Output every record word for word.

— start of RECORDS SUPPLIED —

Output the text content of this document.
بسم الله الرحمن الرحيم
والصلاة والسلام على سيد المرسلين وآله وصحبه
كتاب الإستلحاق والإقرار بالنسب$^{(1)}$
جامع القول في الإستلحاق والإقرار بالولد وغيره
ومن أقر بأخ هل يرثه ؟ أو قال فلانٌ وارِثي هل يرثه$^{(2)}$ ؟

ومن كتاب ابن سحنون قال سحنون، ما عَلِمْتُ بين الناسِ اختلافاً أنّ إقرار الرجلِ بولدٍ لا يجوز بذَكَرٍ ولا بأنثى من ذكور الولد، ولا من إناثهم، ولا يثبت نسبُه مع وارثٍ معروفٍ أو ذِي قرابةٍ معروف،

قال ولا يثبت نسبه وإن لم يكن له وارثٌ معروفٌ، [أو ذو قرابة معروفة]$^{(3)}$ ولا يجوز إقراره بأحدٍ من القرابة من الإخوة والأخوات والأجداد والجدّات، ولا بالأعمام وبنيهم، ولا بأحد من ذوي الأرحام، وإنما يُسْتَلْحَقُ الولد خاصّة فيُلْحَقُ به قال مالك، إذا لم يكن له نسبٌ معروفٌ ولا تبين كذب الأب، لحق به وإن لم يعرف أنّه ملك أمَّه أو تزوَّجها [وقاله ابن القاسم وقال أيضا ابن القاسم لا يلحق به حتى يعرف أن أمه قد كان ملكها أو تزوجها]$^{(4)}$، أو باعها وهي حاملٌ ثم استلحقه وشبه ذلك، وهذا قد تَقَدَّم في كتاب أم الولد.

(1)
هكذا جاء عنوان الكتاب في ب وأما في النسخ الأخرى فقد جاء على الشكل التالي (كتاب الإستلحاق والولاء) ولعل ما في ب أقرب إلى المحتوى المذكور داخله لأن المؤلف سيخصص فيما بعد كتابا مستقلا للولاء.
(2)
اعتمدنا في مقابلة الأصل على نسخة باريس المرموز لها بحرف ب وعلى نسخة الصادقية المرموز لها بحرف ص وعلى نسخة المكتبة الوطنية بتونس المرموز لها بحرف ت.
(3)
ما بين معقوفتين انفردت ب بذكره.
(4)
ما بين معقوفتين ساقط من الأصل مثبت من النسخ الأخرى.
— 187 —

— end of RECORDS SUPPLIED —

## FINAL RESULT
Output the text content of this document.
بسم الله الرحمن الرحيم
والصلاة والسلام على سيد المرسلين وآله وصحبه
كتاب الإستلحاق والإقرار بالنسب$^{(1)}$
جامع القول في الإستلحاق والإقرار بالولد وغيره
ومن أقر بأخ هل يرثه ؟ أو قال فلانٌ وارِثي هل يرثه$^{(2)}$ ؟

ومن كتاب ابن سحنون قال سحنون، ما عَلِمْتُ بين الناسِ اختلافاً أنّ إقرار الرجلِ بولدٍ لا يجوز بذَكَرٍ ولا بأنثى من ذكور الولد، ولا من إناثهم، ولا يثبت نسبُه مع وارثٍ معروفٍ أو ذِي قرابةٍ معروف،

قال ولا يثبت نسبه وإن لم يكن له وارثٌ معروفٌ، [أو ذو قرابة معروفة]$^{(3)}$ ولا يجوز إقراره بأحدٍ من القرابة من الإخوة والأخوات والأجداد والجدّات، ولا بالأعمام وبنيهم، ولا بأحد من ذوي الأرحام، وإنما يُسْتَلْحَقُ الولد خاصّة فيُلْحَقُ به قال مالك، إذا لم يكن له نسبٌ معروفٌ ولا تبين كذب الأب، لحق به وإن لم يعرف أنّه ملك أمَّه أو تزوَّجها [وقاله ابن القاسم وقال أيضا ابن القاسم لا يلحق به حتى يعرف أن أمه قد كان ملكها أو تزوجها]$^{(4)}$، أو باعها وهي حاملٌ ثم استلحقه وشبه ذلك، وهذا قد تَقَدَّم في كتاب أم الولد.

(1)
هكذا جاء عنوان الكتاب في ب وأما في النسخ الأخرى فقد جاء على الشكل التالي (كتاب الإستلحاق والولاء) ولعل ما في ب أقرب إلى المحتوى المذكور داخله لأن المؤلف سيخصص فيما بعد كتابا مستقلا للولاء.
(2)
اعتمدنا في مقابلة الأصل على نسخة باريس المرموز لها بحرف ب وعلى نسخة الصادقية المرموز لها بحرف ص وعلى نسخة المكتبة الوطنية بتونس المرموز لها بحرف ت.
(3)
ما بين معقوفتين انفردت ب بذكره.
(4)
ما بين معقوفتين ساقط من الأصل مثبت من النسخ الأخرى.
— 187 —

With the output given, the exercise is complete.